> Task inputs:
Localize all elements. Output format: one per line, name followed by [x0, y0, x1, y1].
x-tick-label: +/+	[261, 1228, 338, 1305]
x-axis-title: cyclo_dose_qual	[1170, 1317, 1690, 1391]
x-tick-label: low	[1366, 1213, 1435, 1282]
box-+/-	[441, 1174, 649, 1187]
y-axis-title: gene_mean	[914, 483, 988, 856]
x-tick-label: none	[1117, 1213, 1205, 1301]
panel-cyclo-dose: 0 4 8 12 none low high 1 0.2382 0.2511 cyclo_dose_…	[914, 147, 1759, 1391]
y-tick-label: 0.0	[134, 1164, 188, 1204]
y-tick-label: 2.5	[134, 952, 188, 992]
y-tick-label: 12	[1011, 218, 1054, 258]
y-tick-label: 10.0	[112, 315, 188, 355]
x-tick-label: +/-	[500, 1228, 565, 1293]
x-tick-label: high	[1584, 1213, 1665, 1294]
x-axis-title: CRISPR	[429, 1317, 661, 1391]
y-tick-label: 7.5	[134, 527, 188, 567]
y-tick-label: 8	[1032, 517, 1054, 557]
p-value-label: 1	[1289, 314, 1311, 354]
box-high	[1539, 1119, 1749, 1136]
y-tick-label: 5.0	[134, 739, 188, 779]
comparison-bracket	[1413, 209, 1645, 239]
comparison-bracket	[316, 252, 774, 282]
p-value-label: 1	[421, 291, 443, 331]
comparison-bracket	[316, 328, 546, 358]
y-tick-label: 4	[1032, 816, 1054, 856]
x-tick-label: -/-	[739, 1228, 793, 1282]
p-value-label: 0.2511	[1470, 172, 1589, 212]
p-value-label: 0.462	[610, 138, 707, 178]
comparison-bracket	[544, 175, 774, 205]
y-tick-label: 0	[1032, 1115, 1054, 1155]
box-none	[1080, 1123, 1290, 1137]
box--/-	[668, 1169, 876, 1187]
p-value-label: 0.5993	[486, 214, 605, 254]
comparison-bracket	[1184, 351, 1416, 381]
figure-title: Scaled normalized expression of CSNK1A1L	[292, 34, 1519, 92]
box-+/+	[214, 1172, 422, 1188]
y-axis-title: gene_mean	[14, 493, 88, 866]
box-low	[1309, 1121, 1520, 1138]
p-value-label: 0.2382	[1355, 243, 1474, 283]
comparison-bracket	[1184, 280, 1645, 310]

> Challenge: Recast the records, from their first line through the line containing "816, 1054, 856]" (that line included), as a JSON list of strings with one string per line and no blank lines.

> Exercise solution:
[
  "Localize all elements. Output format: one per line, name followed by [x0, y0, x1, y1].",
  "x-tick-label: +/+\t[261, 1228, 338, 1305]",
  "x-axis-title: cyclo_dose_qual\t[1170, 1317, 1690, 1391]",
  "x-tick-label: low\t[1366, 1213, 1435, 1282]",
  "box-+/-\t[441, 1174, 649, 1187]",
  "y-axis-title: gene_mean\t[914, 483, 988, 856]",
  "x-tick-label: none\t[1117, 1213, 1205, 1301]",
  "panel-cyclo-dose: 0 4 8 12 none low high 1 0.2382 0.2511 cyclo_dose_…\t[914, 147, 1759, 1391]",
  "y-tick-label: 0.0\t[134, 1164, 188, 1204]",
  "y-tick-label: 2.5\t[134, 952, 188, 992]",
  "y-tick-label: 12\t[1011, 218, 1054, 258]",
  "y-tick-label: 10.0\t[112, 315, 188, 355]",
  "x-tick-label: +/-\t[500, 1228, 565, 1293]",
  "x-tick-label: high\t[1584, 1213, 1665, 1294]",
  "x-axis-title: CRISPR\t[429, 1317, 661, 1391]",
  "y-tick-label: 7.5\t[134, 527, 188, 567]",
  "y-tick-label: 8\t[1032, 517, 1054, 557]",
  "p-value-label: 1\t[1289, 314, 1311, 354]",
  "box-high\t[1539, 1119, 1749, 1136]",
  "y-tick-label: 5.0\t[134, 739, 188, 779]",
  "comparison-bracket\t[1413, 209, 1645, 239]",
  "comparison-bracket\t[316, 252, 774, 282]",
  "p-value-label: 1\t[421, 291, 443, 331]",
  "comparison-bracket\t[316, 328, 546, 358]",
  "y-tick-label: 4\t[1032, 816, 1054, 856]"
]